- **Directions for this task**
Check every line of the entries that follow, and copy the ones containing "beboes".

- **Available records**
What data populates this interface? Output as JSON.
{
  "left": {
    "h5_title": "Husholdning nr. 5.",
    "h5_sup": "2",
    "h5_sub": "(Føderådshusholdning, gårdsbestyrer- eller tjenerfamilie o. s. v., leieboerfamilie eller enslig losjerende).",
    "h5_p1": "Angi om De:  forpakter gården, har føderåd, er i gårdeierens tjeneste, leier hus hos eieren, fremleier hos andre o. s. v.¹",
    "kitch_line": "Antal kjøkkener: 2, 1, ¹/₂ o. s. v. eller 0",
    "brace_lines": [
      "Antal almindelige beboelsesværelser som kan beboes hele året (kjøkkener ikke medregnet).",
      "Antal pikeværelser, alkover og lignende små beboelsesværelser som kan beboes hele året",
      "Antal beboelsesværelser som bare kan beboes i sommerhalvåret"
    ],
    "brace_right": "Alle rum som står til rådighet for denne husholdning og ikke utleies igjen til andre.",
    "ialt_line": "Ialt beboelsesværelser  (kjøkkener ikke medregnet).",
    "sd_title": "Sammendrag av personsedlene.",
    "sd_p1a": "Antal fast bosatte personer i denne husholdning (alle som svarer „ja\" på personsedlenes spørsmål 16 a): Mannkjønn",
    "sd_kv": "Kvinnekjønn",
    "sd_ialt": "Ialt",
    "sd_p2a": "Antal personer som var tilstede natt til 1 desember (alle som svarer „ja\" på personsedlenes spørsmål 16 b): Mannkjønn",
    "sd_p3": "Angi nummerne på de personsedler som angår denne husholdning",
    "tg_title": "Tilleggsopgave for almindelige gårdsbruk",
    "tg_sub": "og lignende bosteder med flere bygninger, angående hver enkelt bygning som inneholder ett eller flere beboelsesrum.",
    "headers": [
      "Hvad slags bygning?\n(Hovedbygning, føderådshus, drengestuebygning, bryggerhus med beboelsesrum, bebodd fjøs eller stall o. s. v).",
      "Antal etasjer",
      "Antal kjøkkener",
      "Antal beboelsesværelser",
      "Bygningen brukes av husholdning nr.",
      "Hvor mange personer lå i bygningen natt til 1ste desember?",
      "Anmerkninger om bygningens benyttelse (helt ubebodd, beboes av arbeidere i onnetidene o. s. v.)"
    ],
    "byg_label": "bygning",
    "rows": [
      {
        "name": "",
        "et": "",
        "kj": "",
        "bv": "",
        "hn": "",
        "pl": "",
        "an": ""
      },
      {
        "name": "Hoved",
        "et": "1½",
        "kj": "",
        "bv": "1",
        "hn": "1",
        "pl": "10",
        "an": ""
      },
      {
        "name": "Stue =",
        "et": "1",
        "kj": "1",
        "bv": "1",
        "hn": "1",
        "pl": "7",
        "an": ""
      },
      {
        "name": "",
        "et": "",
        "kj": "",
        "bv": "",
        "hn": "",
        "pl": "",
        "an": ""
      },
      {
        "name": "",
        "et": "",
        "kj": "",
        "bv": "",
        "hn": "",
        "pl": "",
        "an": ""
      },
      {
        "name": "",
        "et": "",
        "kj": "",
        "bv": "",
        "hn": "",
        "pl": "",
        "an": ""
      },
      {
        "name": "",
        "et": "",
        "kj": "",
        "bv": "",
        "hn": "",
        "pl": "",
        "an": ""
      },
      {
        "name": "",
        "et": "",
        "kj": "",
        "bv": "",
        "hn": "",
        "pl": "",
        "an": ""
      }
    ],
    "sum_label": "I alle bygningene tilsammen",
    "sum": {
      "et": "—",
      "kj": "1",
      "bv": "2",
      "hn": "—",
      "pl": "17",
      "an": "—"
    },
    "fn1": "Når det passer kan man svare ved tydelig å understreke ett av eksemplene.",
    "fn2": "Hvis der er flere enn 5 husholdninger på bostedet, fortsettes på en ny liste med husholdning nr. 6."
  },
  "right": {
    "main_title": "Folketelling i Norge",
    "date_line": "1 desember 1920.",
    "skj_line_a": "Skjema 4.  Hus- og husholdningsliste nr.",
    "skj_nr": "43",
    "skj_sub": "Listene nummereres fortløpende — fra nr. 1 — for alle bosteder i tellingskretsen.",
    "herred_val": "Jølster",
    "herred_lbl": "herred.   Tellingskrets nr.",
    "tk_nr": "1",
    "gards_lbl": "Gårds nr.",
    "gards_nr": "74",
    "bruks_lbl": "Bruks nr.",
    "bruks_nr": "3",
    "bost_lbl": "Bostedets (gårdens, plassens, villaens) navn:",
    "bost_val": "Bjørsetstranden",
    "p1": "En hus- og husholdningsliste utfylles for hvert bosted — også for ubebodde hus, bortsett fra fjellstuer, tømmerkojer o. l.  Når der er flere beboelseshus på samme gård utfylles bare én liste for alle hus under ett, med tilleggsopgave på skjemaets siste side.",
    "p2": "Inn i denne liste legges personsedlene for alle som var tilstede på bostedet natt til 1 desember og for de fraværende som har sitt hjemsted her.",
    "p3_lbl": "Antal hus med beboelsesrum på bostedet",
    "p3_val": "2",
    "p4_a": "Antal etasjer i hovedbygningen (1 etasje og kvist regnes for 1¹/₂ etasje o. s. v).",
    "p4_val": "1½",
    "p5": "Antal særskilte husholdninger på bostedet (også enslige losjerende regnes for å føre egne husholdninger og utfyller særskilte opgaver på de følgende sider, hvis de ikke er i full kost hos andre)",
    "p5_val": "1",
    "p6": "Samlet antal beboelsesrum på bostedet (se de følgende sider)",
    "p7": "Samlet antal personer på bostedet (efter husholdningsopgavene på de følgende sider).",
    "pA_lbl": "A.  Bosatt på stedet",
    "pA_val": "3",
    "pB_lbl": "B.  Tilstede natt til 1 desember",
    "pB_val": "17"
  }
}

- **Written answer**
      "Antal almindelige beboelsesværelser som kan beboes hele året (kjøkkener ikke medregnet).",
      "Antal pikeværelser, alkover og lignende små beboelsesværelser som kan beboes hele året",
      "Antal beboelsesværelser som bare kan beboes i sommerhalvåret"
      "Anmerkninger om bygningens benyttelse (helt ubebodd, beboes av arbeidere i onnetidene o. s. v.)"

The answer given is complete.